*Data shown*.
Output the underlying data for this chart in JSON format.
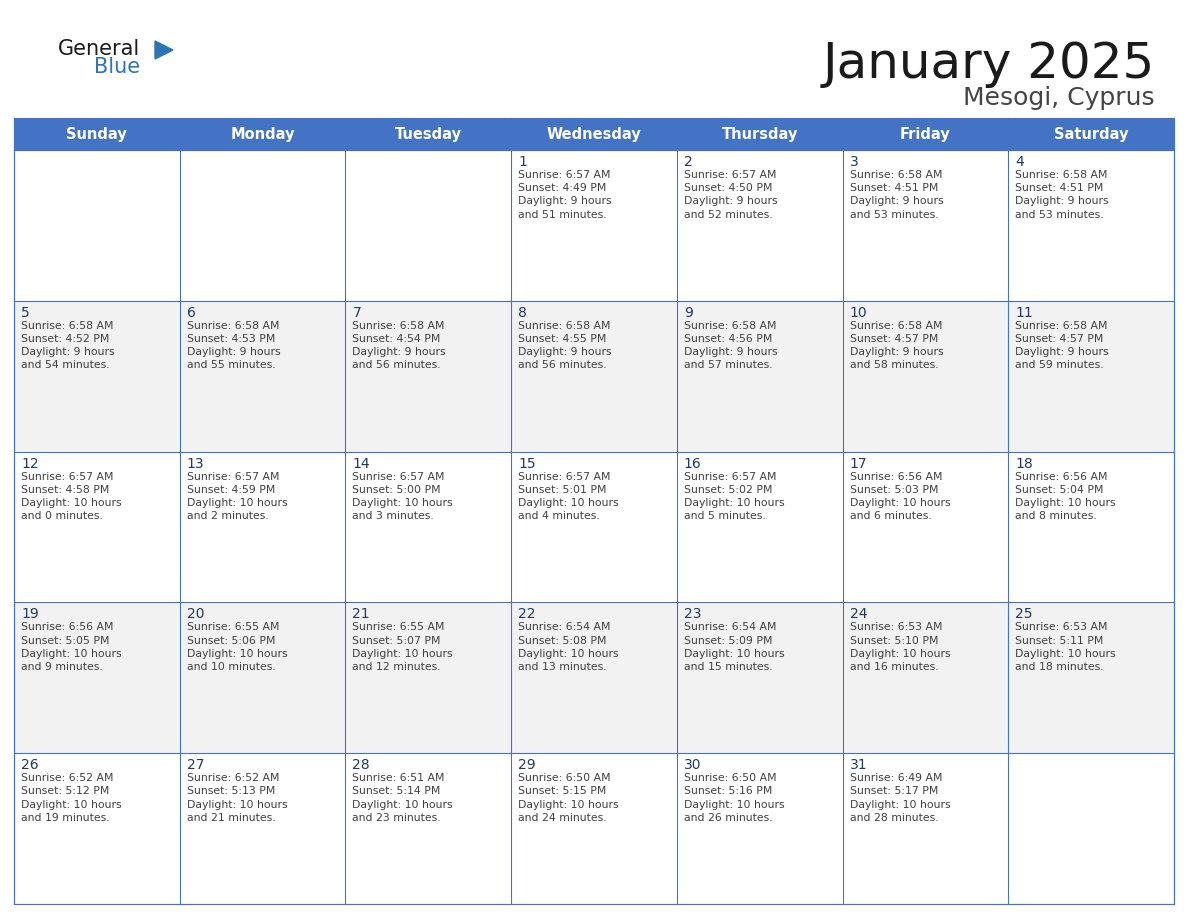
{
  "title": "January 2025",
  "subtitle": "Mesogi, Cyprus",
  "days_of_week": [
    "Sunday",
    "Monday",
    "Tuesday",
    "Wednesday",
    "Thursday",
    "Friday",
    "Saturday"
  ],
  "header_bg": "#4472C4",
  "header_text": "#FFFFFF",
  "cell_bg_white": "#FFFFFF",
  "cell_bg_gray": "#F2F2F2",
  "day_num_color": "#1F3864",
  "cell_text_color": "#404040",
  "grid_color": "#4472C4",
  "title_color": "#1a1a1a",
  "subtitle_color": "#444444",
  "logo_general_color": "#1a1a1a",
  "logo_blue_color": "#2E75B6",
  "calendar_data": [
    [
      null,
      null,
      null,
      {
        "day": 1,
        "sunrise": "6:57 AM",
        "sunset": "4:49 PM",
        "daylight_h": "9 hours",
        "daylight_m": "and 51 minutes."
      },
      {
        "day": 2,
        "sunrise": "6:57 AM",
        "sunset": "4:50 PM",
        "daylight_h": "9 hours",
        "daylight_m": "and 52 minutes."
      },
      {
        "day": 3,
        "sunrise": "6:58 AM",
        "sunset": "4:51 PM",
        "daylight_h": "9 hours",
        "daylight_m": "and 53 minutes."
      },
      {
        "day": 4,
        "sunrise": "6:58 AM",
        "sunset": "4:51 PM",
        "daylight_h": "9 hours",
        "daylight_m": "and 53 minutes."
      }
    ],
    [
      {
        "day": 5,
        "sunrise": "6:58 AM",
        "sunset": "4:52 PM",
        "daylight_h": "9 hours",
        "daylight_m": "and 54 minutes."
      },
      {
        "day": 6,
        "sunrise": "6:58 AM",
        "sunset": "4:53 PM",
        "daylight_h": "9 hours",
        "daylight_m": "and 55 minutes."
      },
      {
        "day": 7,
        "sunrise": "6:58 AM",
        "sunset": "4:54 PM",
        "daylight_h": "9 hours",
        "daylight_m": "and 56 minutes."
      },
      {
        "day": 8,
        "sunrise": "6:58 AM",
        "sunset": "4:55 PM",
        "daylight_h": "9 hours",
        "daylight_m": "and 56 minutes."
      },
      {
        "day": 9,
        "sunrise": "6:58 AM",
        "sunset": "4:56 PM",
        "daylight_h": "9 hours",
        "daylight_m": "and 57 minutes."
      },
      {
        "day": 10,
        "sunrise": "6:58 AM",
        "sunset": "4:57 PM",
        "daylight_h": "9 hours",
        "daylight_m": "and 58 minutes."
      },
      {
        "day": 11,
        "sunrise": "6:58 AM",
        "sunset": "4:57 PM",
        "daylight_h": "9 hours",
        "daylight_m": "and 59 minutes."
      }
    ],
    [
      {
        "day": 12,
        "sunrise": "6:57 AM",
        "sunset": "4:58 PM",
        "daylight_h": "10 hours",
        "daylight_m": "and 0 minutes."
      },
      {
        "day": 13,
        "sunrise": "6:57 AM",
        "sunset": "4:59 PM",
        "daylight_h": "10 hours",
        "daylight_m": "and 2 minutes."
      },
      {
        "day": 14,
        "sunrise": "6:57 AM",
        "sunset": "5:00 PM",
        "daylight_h": "10 hours",
        "daylight_m": "and 3 minutes."
      },
      {
        "day": 15,
        "sunrise": "6:57 AM",
        "sunset": "5:01 PM",
        "daylight_h": "10 hours",
        "daylight_m": "and 4 minutes."
      },
      {
        "day": 16,
        "sunrise": "6:57 AM",
        "sunset": "5:02 PM",
        "daylight_h": "10 hours",
        "daylight_m": "and 5 minutes."
      },
      {
        "day": 17,
        "sunrise": "6:56 AM",
        "sunset": "5:03 PM",
        "daylight_h": "10 hours",
        "daylight_m": "and 6 minutes."
      },
      {
        "day": 18,
        "sunrise": "6:56 AM",
        "sunset": "5:04 PM",
        "daylight_h": "10 hours",
        "daylight_m": "and 8 minutes."
      }
    ],
    [
      {
        "day": 19,
        "sunrise": "6:56 AM",
        "sunset": "5:05 PM",
        "daylight_h": "10 hours",
        "daylight_m": "and 9 minutes."
      },
      {
        "day": 20,
        "sunrise": "6:55 AM",
        "sunset": "5:06 PM",
        "daylight_h": "10 hours",
        "daylight_m": "and 10 minutes."
      },
      {
        "day": 21,
        "sunrise": "6:55 AM",
        "sunset": "5:07 PM",
        "daylight_h": "10 hours",
        "daylight_m": "and 12 minutes."
      },
      {
        "day": 22,
        "sunrise": "6:54 AM",
        "sunset": "5:08 PM",
        "daylight_h": "10 hours",
        "daylight_m": "and 13 minutes."
      },
      {
        "day": 23,
        "sunrise": "6:54 AM",
        "sunset": "5:09 PM",
        "daylight_h": "10 hours",
        "daylight_m": "and 15 minutes."
      },
      {
        "day": 24,
        "sunrise": "6:53 AM",
        "sunset": "5:10 PM",
        "daylight_h": "10 hours",
        "daylight_m": "and 16 minutes."
      },
      {
        "day": 25,
        "sunrise": "6:53 AM",
        "sunset": "5:11 PM",
        "daylight_h": "10 hours",
        "daylight_m": "and 18 minutes."
      }
    ],
    [
      {
        "day": 26,
        "sunrise": "6:52 AM",
        "sunset": "5:12 PM",
        "daylight_h": "10 hours",
        "daylight_m": "and 19 minutes."
      },
      {
        "day": 27,
        "sunrise": "6:52 AM",
        "sunset": "5:13 PM",
        "daylight_h": "10 hours",
        "daylight_m": "and 21 minutes."
      },
      {
        "day": 28,
        "sunrise": "6:51 AM",
        "sunset": "5:14 PM",
        "daylight_h": "10 hours",
        "daylight_m": "and 23 minutes."
      },
      {
        "day": 29,
        "sunrise": "6:50 AM",
        "sunset": "5:15 PM",
        "daylight_h": "10 hours",
        "daylight_m": "and 24 minutes."
      },
      {
        "day": 30,
        "sunrise": "6:50 AM",
        "sunset": "5:16 PM",
        "daylight_h": "10 hours",
        "daylight_m": "and 26 minutes."
      },
      {
        "day": 31,
        "sunrise": "6:49 AM",
        "sunset": "5:17 PM",
        "daylight_h": "10 hours",
        "daylight_m": "and 28 minutes."
      },
      null
    ]
  ]
}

*Task statement*. Copy out every line of the material above exactly, skipping the pictures.

*Full response*.
Output the underlying data for this chart in JSON format.
{
  "title": "January 2025",
  "subtitle": "Mesogi, Cyprus",
  "days_of_week": [
    "Sunday",
    "Monday",
    "Tuesday",
    "Wednesday",
    "Thursday",
    "Friday",
    "Saturday"
  ],
  "header_bg": "#4472C4",
  "header_text": "#FFFFFF",
  "cell_bg_white": "#FFFFFF",
  "cell_bg_gray": "#F2F2F2",
  "day_num_color": "#1F3864",
  "cell_text_color": "#404040",
  "grid_color": "#4472C4",
  "title_color": "#1a1a1a",
  "subtitle_color": "#444444",
  "logo_general_color": "#1a1a1a",
  "logo_blue_color": "#2E75B6",
  "calendar_data": [
    [
      null,
      null,
      null,
      {
        "day": 1,
        "sunrise": "6:57 AM",
        "sunset": "4:49 PM",
        "daylight_h": "9 hours",
        "daylight_m": "and 51 minutes."
      },
      {
        "day": 2,
        "sunrise": "6:57 AM",
        "sunset": "4:50 PM",
        "daylight_h": "9 hours",
        "daylight_m": "and 52 minutes."
      },
      {
        "day": 3,
        "sunrise": "6:58 AM",
        "sunset": "4:51 PM",
        "daylight_h": "9 hours",
        "daylight_m": "and 53 minutes."
      },
      {
        "day": 4,
        "sunrise": "6:58 AM",
        "sunset": "4:51 PM",
        "daylight_h": "9 hours",
        "daylight_m": "and 53 minutes."
      }
    ],
    [
      {
        "day": 5,
        "sunrise": "6:58 AM",
        "sunset": "4:52 PM",
        "daylight_h": "9 hours",
        "daylight_m": "and 54 minutes."
      },
      {
        "day": 6,
        "sunrise": "6:58 AM",
        "sunset": "4:53 PM",
        "daylight_h": "9 hours",
        "daylight_m": "and 55 minutes."
      },
      {
        "day": 7,
        "sunrise": "6:58 AM",
        "sunset": "4:54 PM",
        "daylight_h": "9 hours",
        "daylight_m": "and 56 minutes."
      },
      {
        "day": 8,
        "sunrise": "6:58 AM",
        "sunset": "4:55 PM",
        "daylight_h": "9 hours",
        "daylight_m": "and 56 minutes."
      },
      {
        "day": 9,
        "sunrise": "6:58 AM",
        "sunset": "4:56 PM",
        "daylight_h": "9 hours",
        "daylight_m": "and 57 minutes."
      },
      {
        "day": 10,
        "sunrise": "6:58 AM",
        "sunset": "4:57 PM",
        "daylight_h": "9 hours",
        "daylight_m": "and 58 minutes."
      },
      {
        "day": 11,
        "sunrise": "6:58 AM",
        "sunset": "4:57 PM",
        "daylight_h": "9 hours",
        "daylight_m": "and 59 minutes."
      }
    ],
    [
      {
        "day": 12,
        "sunrise": "6:57 AM",
        "sunset": "4:58 PM",
        "daylight_h": "10 hours",
        "daylight_m": "and 0 minutes."
      },
      {
        "day": 13,
        "sunrise": "6:57 AM",
        "sunset": "4:59 PM",
        "daylight_h": "10 hours",
        "daylight_m": "and 2 minutes."
      },
      {
        "day": 14,
        "sunrise": "6:57 AM",
        "sunset": "5:00 PM",
        "daylight_h": "10 hours",
        "daylight_m": "and 3 minutes."
      },
      {
        "day": 15,
        "sunrise": "6:57 AM",
        "sunset": "5:01 PM",
        "daylight_h": "10 hours",
        "daylight_m": "and 4 minutes."
      },
      {
        "day": 16,
        "sunrise": "6:57 AM",
        "sunset": "5:02 PM",
        "daylight_h": "10 hours",
        "daylight_m": "and 5 minutes."
      },
      {
        "day": 17,
        "sunrise": "6:56 AM",
        "sunset": "5:03 PM",
        "daylight_h": "10 hours",
        "daylight_m": "and 6 minutes."
      },
      {
        "day": 18,
        "sunrise": "6:56 AM",
        "sunset": "5:04 PM",
        "daylight_h": "10 hours",
        "daylight_m": "and 8 minutes."
      }
    ],
    [
      {
        "day": 19,
        "sunrise": "6:56 AM",
        "sunset": "5:05 PM",
        "daylight_h": "10 hours",
        "daylight_m": "and 9 minutes."
      },
      {
        "day": 20,
        "sunrise": "6:55 AM",
        "sunset": "5:06 PM",
        "daylight_h": "10 hours",
        "daylight_m": "and 10 minutes."
      },
      {
        "day": 21,
        "sunrise": "6:55 AM",
        "sunset": "5:07 PM",
        "daylight_h": "10 hours",
        "daylight_m": "and 12 minutes."
      },
      {
        "day": 22,
        "sunrise": "6:54 AM",
        "sunset": "5:08 PM",
        "daylight_h": "10 hours",
        "daylight_m": "and 13 minutes."
      },
      {
        "day": 23,
        "sunrise": "6:54 AM",
        "sunset": "5:09 PM",
        "daylight_h": "10 hours",
        "daylight_m": "and 15 minutes."
      },
      {
        "day": 24,
        "sunrise": "6:53 AM",
        "sunset": "5:10 PM",
        "daylight_h": "10 hours",
        "daylight_m": "and 16 minutes."
      },
      {
        "day": 25,
        "sunrise": "6:53 AM",
        "sunset": "5:11 PM",
        "daylight_h": "10 hours",
        "daylight_m": "and 18 minutes."
      }
    ],
    [
      {
        "day": 26,
        "sunrise": "6:52 AM",
        "sunset": "5:12 PM",
        "daylight_h": "10 hours",
        "daylight_m": "and 19 minutes."
      },
      {
        "day": 27,
        "sunrise": "6:52 AM",
        "sunset": "5:13 PM",
        "daylight_h": "10 hours",
        "daylight_m": "and 21 minutes."
      },
      {
        "day": 28,
        "sunrise": "6:51 AM",
        "sunset": "5:14 PM",
        "daylight_h": "10 hours",
        "daylight_m": "and 23 minutes."
      },
      {
        "day": 29,
        "sunrise": "6:50 AM",
        "sunset": "5:15 PM",
        "daylight_h": "10 hours",
        "daylight_m": "and 24 minutes."
      },
      {
        "day": 30,
        "sunrise": "6:50 AM",
        "sunset": "5:16 PM",
        "daylight_h": "10 hours",
        "daylight_m": "and 26 minutes."
      },
      {
        "day": 31,
        "sunrise": "6:49 AM",
        "sunset": "5:17 PM",
        "daylight_h": "10 hours",
        "daylight_m": "and 28 minutes."
      },
      null
    ]
  ]
}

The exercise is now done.